Requirements. Please report every line from the material that contains the word "subtitle".
-- begin --
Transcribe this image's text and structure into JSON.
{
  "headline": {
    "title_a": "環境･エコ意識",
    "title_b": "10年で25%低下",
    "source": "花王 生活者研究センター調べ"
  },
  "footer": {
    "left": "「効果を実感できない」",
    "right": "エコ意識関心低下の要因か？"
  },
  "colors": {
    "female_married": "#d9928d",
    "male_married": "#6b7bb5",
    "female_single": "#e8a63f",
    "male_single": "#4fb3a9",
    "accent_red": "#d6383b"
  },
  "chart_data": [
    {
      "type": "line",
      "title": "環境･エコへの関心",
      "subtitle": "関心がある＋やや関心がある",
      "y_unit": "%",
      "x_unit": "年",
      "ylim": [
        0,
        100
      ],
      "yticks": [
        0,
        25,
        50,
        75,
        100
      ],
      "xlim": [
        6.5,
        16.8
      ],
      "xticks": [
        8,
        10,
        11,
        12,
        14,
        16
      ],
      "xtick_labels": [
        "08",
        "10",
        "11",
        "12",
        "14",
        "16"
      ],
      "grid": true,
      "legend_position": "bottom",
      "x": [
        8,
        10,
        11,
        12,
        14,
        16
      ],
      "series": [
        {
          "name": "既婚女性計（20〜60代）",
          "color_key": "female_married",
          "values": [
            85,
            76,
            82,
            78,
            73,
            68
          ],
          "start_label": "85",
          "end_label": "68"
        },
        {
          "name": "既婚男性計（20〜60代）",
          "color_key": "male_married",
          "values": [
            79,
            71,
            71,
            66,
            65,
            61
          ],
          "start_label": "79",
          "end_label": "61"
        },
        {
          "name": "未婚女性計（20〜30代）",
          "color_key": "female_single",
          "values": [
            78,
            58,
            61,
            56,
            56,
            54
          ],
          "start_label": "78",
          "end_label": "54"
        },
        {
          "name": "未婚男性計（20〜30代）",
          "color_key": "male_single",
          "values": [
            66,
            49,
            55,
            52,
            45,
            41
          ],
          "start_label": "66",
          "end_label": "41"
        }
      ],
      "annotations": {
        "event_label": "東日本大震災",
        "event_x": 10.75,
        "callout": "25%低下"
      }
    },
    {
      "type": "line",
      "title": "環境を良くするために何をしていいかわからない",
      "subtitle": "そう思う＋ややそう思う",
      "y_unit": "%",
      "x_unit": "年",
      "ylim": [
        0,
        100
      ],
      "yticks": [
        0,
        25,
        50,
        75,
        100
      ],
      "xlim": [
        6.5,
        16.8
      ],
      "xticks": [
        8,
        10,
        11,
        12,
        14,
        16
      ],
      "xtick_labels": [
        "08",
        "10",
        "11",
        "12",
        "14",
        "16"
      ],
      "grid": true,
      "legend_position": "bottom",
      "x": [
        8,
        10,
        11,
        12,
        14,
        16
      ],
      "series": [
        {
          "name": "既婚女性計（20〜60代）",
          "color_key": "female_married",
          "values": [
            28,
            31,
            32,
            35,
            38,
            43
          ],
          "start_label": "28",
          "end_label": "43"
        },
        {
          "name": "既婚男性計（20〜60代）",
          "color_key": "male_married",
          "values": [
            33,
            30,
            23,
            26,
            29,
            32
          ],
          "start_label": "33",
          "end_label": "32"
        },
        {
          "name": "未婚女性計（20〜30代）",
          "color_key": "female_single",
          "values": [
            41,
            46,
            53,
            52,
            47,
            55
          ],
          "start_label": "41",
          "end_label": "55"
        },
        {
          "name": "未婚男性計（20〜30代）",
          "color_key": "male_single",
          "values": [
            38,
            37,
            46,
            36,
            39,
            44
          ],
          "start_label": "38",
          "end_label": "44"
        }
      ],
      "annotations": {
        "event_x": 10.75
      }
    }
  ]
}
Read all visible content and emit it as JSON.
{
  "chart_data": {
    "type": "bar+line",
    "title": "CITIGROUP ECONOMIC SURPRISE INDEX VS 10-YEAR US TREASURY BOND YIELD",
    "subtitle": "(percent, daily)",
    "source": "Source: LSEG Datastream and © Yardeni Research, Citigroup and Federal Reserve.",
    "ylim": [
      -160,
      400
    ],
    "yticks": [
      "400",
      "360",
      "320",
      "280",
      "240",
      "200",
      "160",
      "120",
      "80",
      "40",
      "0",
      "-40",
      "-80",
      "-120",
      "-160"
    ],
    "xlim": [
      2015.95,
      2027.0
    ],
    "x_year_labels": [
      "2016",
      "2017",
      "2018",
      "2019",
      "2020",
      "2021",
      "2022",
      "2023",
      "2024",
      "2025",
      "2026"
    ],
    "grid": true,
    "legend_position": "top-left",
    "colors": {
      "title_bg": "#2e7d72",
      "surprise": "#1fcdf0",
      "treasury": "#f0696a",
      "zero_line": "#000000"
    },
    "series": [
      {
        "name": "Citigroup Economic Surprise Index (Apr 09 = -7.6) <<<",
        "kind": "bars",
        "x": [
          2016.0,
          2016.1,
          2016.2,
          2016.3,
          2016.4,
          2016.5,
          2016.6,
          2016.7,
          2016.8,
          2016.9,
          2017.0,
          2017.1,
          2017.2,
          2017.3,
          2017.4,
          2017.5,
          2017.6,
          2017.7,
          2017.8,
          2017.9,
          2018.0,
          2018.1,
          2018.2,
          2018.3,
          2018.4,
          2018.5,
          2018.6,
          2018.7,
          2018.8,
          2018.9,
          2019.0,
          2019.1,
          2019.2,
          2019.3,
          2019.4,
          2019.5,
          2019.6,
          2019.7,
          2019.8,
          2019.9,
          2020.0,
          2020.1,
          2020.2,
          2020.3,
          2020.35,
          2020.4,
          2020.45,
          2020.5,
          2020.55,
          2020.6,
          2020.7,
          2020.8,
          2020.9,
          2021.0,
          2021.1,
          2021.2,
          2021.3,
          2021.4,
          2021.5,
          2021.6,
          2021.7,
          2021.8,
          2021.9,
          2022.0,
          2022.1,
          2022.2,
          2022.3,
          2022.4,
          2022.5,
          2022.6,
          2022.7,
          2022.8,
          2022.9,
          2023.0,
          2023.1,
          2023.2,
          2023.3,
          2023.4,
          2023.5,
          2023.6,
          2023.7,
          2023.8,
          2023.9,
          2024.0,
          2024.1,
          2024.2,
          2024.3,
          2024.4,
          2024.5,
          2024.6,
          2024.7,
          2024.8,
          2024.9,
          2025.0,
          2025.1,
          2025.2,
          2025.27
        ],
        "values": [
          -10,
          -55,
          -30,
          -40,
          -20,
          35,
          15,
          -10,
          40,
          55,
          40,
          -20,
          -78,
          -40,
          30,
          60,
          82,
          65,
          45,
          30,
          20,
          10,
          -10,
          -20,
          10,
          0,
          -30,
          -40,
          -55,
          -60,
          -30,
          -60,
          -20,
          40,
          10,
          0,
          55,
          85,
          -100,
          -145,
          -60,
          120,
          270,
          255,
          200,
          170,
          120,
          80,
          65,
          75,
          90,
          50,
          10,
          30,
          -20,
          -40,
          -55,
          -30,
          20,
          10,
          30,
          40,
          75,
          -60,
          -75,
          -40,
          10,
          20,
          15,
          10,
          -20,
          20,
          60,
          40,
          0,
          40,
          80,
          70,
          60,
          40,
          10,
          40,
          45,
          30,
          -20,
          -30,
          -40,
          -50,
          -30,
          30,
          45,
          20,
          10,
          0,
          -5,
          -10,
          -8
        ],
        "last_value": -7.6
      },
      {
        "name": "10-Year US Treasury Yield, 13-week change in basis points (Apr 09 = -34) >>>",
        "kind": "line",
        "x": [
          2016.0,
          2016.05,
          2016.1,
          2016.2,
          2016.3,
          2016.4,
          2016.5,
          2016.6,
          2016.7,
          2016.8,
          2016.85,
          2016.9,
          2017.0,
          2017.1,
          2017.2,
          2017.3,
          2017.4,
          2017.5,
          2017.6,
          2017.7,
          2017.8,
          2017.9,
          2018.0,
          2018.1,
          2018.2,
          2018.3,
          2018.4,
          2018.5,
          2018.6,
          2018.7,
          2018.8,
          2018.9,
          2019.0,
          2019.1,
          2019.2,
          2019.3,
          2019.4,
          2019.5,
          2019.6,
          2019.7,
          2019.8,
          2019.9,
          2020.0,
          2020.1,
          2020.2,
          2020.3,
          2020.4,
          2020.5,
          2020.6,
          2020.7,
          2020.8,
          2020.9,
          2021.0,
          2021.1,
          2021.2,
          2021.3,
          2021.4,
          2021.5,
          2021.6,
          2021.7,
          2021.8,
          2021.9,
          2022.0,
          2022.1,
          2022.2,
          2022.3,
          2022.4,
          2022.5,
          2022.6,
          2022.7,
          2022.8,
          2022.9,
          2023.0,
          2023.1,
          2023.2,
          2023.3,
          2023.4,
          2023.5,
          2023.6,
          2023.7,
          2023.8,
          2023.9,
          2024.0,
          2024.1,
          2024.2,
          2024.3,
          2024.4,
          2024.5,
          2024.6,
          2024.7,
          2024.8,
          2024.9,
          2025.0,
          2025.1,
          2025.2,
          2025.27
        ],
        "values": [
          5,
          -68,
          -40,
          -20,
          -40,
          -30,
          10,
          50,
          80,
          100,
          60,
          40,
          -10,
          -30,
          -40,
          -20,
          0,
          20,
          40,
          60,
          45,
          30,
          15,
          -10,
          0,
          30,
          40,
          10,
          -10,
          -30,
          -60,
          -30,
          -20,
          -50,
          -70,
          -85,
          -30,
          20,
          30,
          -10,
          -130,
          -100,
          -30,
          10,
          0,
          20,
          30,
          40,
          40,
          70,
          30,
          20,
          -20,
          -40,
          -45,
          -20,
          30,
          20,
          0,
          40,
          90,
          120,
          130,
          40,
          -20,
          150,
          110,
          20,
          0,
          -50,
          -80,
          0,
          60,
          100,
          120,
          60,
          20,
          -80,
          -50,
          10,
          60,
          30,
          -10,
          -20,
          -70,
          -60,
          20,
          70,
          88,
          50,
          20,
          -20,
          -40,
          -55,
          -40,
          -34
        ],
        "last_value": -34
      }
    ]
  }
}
-- end --
The solution.
      "subtitle": "関心がある＋やや関心がある",
      "subtitle": "そう思う＋ややそう思う",
    "subtitle": "(percent, daily)",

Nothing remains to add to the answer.